:: Exercise goal ::
Output the records exactly as they appear, with no pictures included.

— BEGIN —

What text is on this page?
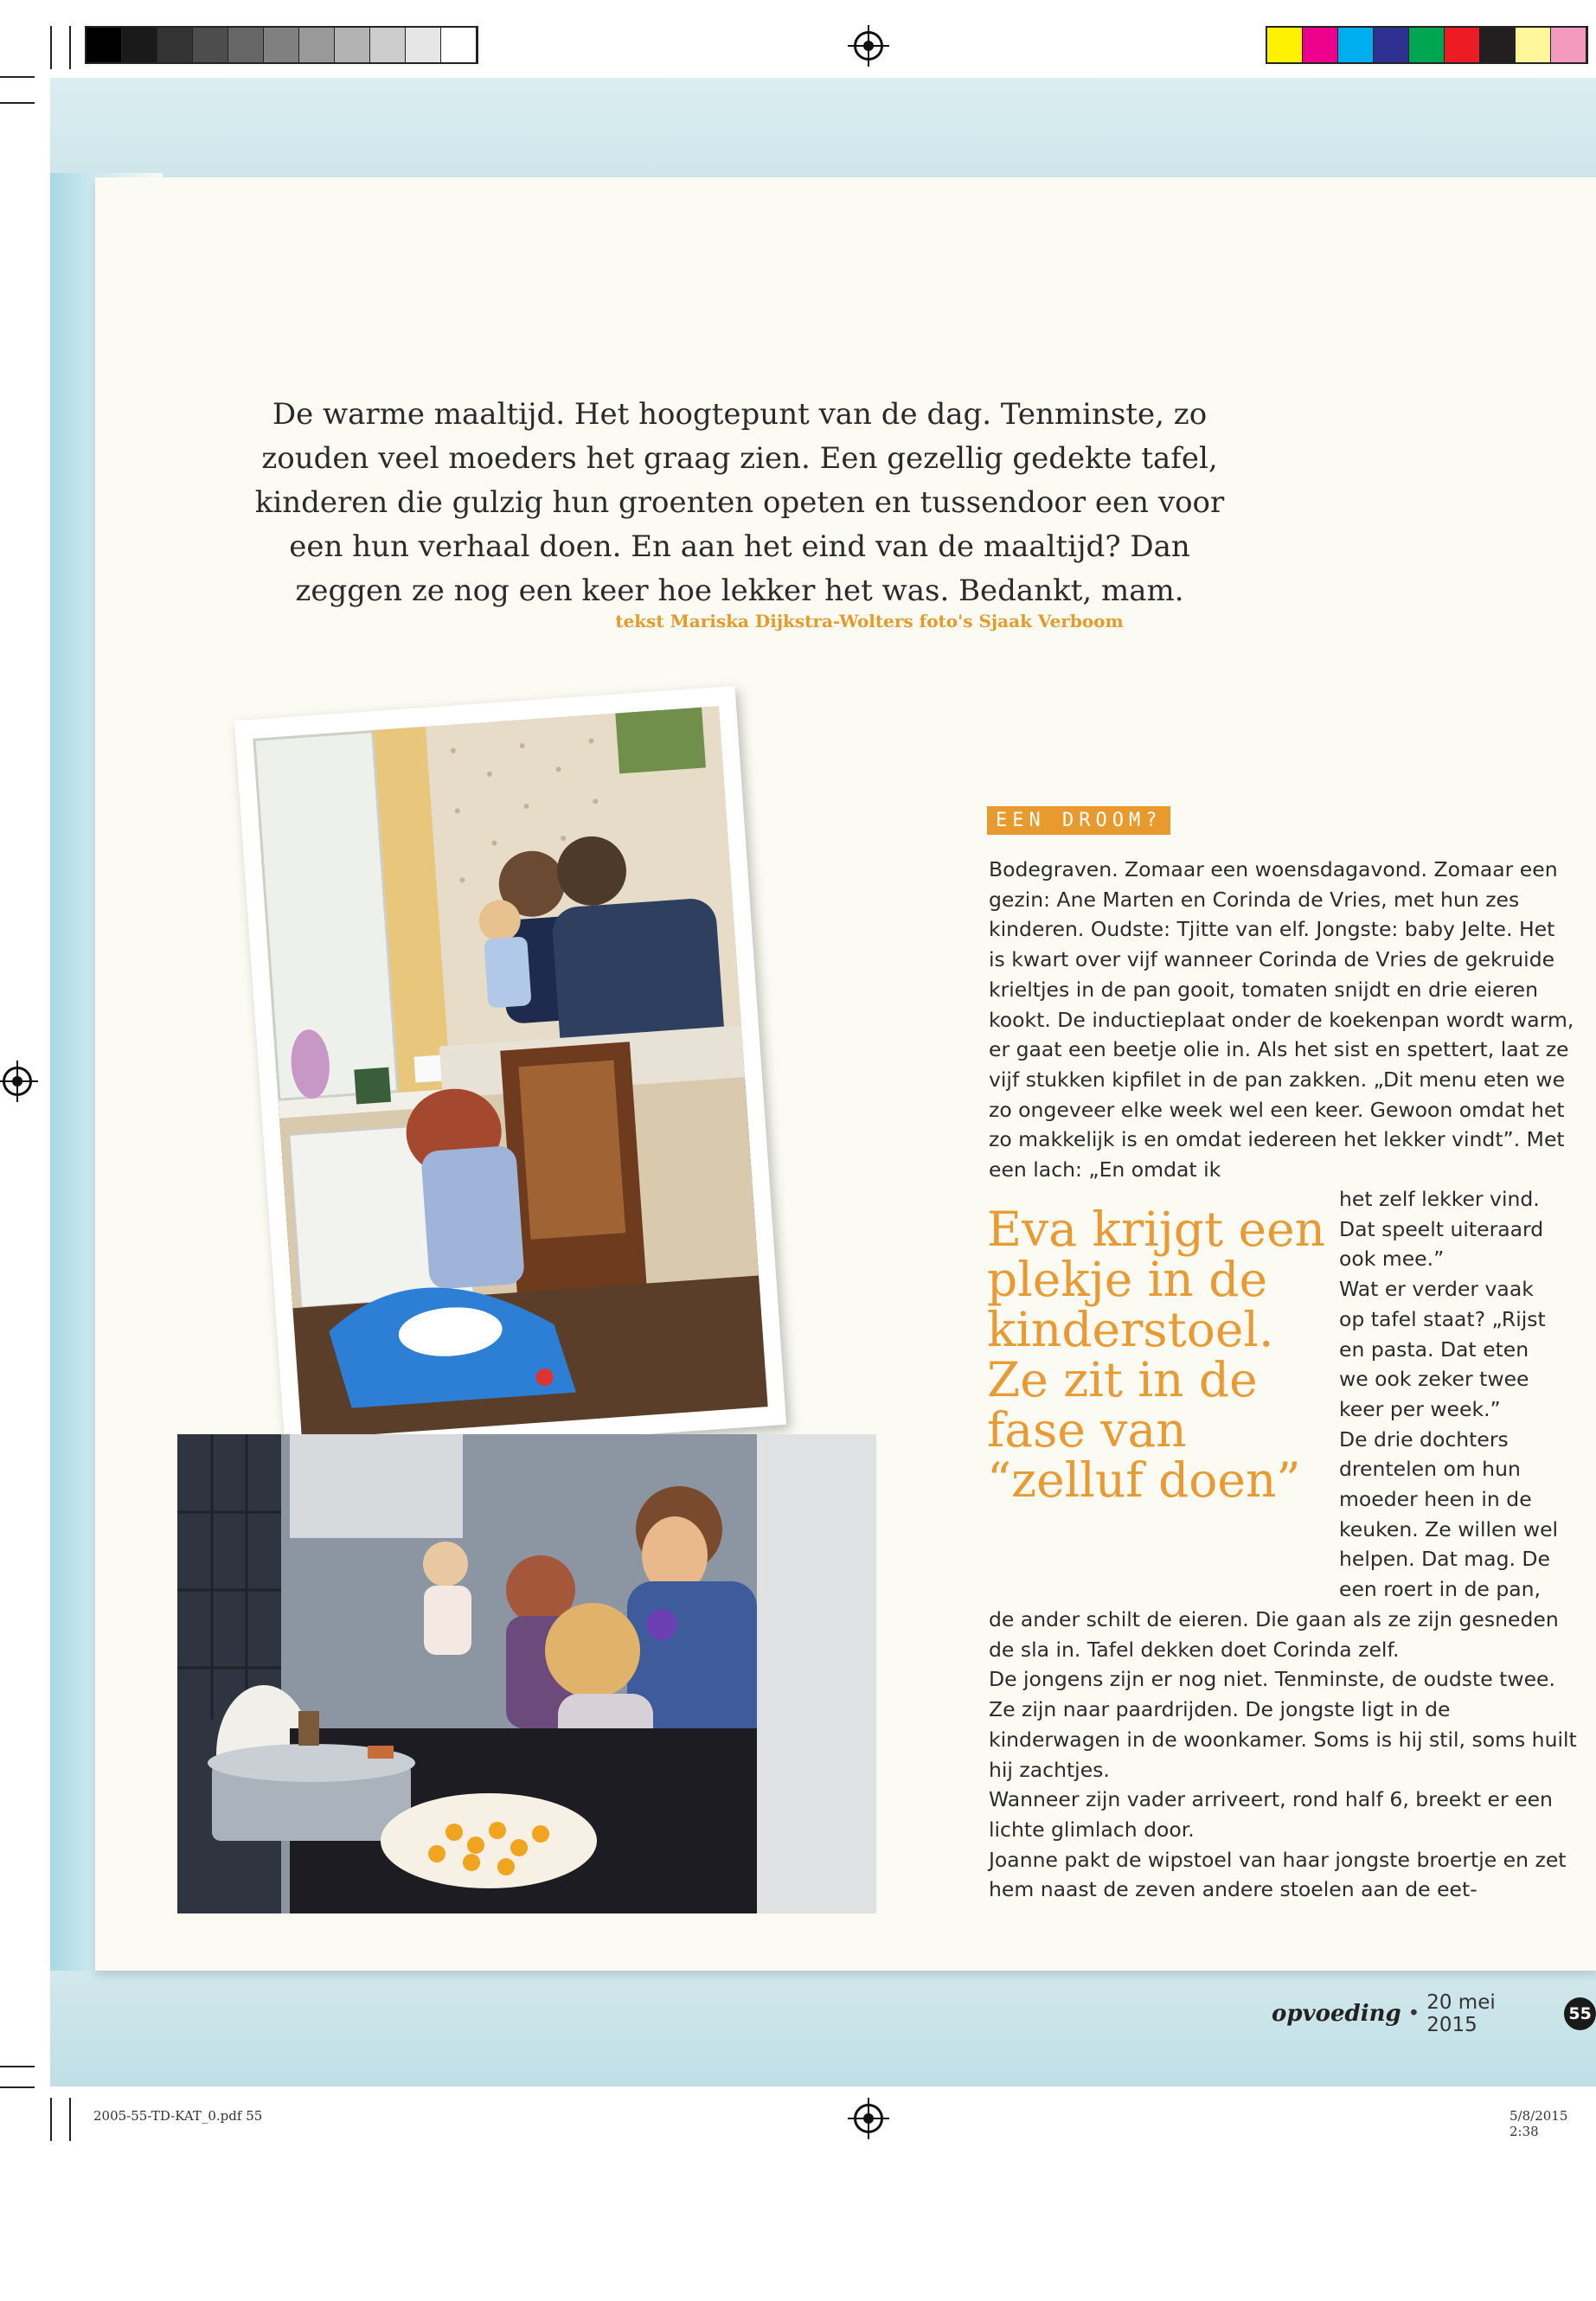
De warme maaltijd. Het hoogtepunt van de dag. Tenminste, zo zouden veel moeders het graag zien. Een gezellig gedekte tafel, kinderen die gulzig hun groenten opeten en tussendoor een voor een hun verhaal doen. En aan het eind van de maaltijd? Dan zeggen ze nog een keer hoe lekker het was. Bedankt, mam.

tekst Mariska Dijkstra-Wolters foto's Sjaak Verboom
EEN DROOM?

Bodegraven. Zomaar een woensdagavond. Zomaar een gezin: Ane Marten en Corinda de Vries, met hun zes kinderen. Oudste: Tjitte van elf. Jongste: baby Jelte. Het is kwart over vijf wanneer Corinda de Vries de gekruide krieltjes in de pan gooit, tomaten snijdt en drie eieren kookt. De inductieplaat onder de koekenpan wordt warm, er gaat een beetje olie in. Als het sist en spettert, laat ze vijf stukken kipfilet in de pan zakken. „Dit menu eten we zo ongeveer elke week wel een keer. Gewoon omdat het zo makkelijk is en omdat iedereen het lekker vindt”. Met een lach: „En omdat ik

Eva krijgt een plekje in de kinderstoel. Ze zit in de fase van “zelluf doen”

het zelf lekker vind. Dat speelt uiteraard ook mee.”

Wat er verder vaak op tafel staat? „Rijst en pasta. Dat eten we ook zeker twee keer per week.”

De drie dochters drentelen om hun moeder heen in de keuken. Ze willen wel helpen. Dat mag. De een roert in de pan,

de ander schilt de eieren. Die gaan als ze zijn gesneden de sla in. Tafel dekken doet Corinda zelf.

De jongens zijn er nog niet. Tenminste, de oudste twee. Ze zijn naar paardrijden. De jongste ligt in de kinderwagen in de woonkamer. Soms is hij stil, soms huilt hij zachtjes.

Wanneer zijn vader arriveert, rond half 6, breekt er een lichte glimlach door.

Joanne pakt de wipstoel van haar jongste broertje en zet hem naast de zeven andere stoelen aan de eet-

opvoeding • 20 mei 2015	55
2005-55-TD-KAT_0.pdf 55	5/8/2015 2:38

— END —

:: Task solution ::
What text is on this page?
De warme maaltijd. Het hoogtepunt van de dag. Tenminste, zo zouden veel moeders het graag zien. Een gezellig gedekte tafel, kinderen die gulzig hun groenten opeten en tussendoor een voor een hun verhaal doen. En aan het eind van de maaltijd? Dan zeggen ze nog een keer hoe lekker het was. Bedankt, mam.

tekst Mariska Dijkstra-Wolters foto's Sjaak Verboom
EEN DROOM?

Bodegraven. Zomaar een woensdagavond. Zomaar een gezin: Ane Marten en Corinda de Vries, met hun zes kinderen. Oudste: Tjitte van elf. Jongste: baby Jelte. Het is kwart over vijf wanneer Corinda de Vries de gekruide krieltjes in de pan gooit, tomaten snijdt en drie eieren kookt. De inductieplaat onder de koekenpan wordt warm, er gaat een beetje olie in. Als het sist en spettert, laat ze vijf stukken kipfilet in de pan zakken. „Dit menu eten we zo ongeveer elke week wel een keer. Gewoon omdat het zo makkelijk is en omdat iedereen het lekker vindt”. Met een lach: „En omdat ik

Eva krijgt een plekje in de kinderstoel. Ze zit in de fase van “zelluf doen”

het zelf lekker vind. Dat speelt uiteraard ook mee.”

Wat er verder vaak op tafel staat? „Rijst en pasta. Dat eten we ook zeker twee keer per week.”

De drie dochters drentelen om hun moeder heen in de keuken. Ze willen wel helpen. Dat mag. De een roert in de pan,

de ander schilt de eieren. Die gaan als ze zijn gesneden de sla in. Tafel dekken doet Corinda zelf.

De jongens zijn er nog niet. Tenminste, de oudste twee. Ze zijn naar paardrijden. De jongste ligt in de kinderwagen in de woonkamer. Soms is hij stil, soms huilt hij zachtjes.

Wanneer zijn vader arriveert, rond half 6, breekt er een lichte glimlach door.

Joanne pakt de wipstoel van haar jongste broertje en zet hem naast de zeven andere stoelen aan de eet-

opvoeding • 20 mei 2015	55
2005-55-TD-KAT_0.pdf 55	5/8/2015 2:38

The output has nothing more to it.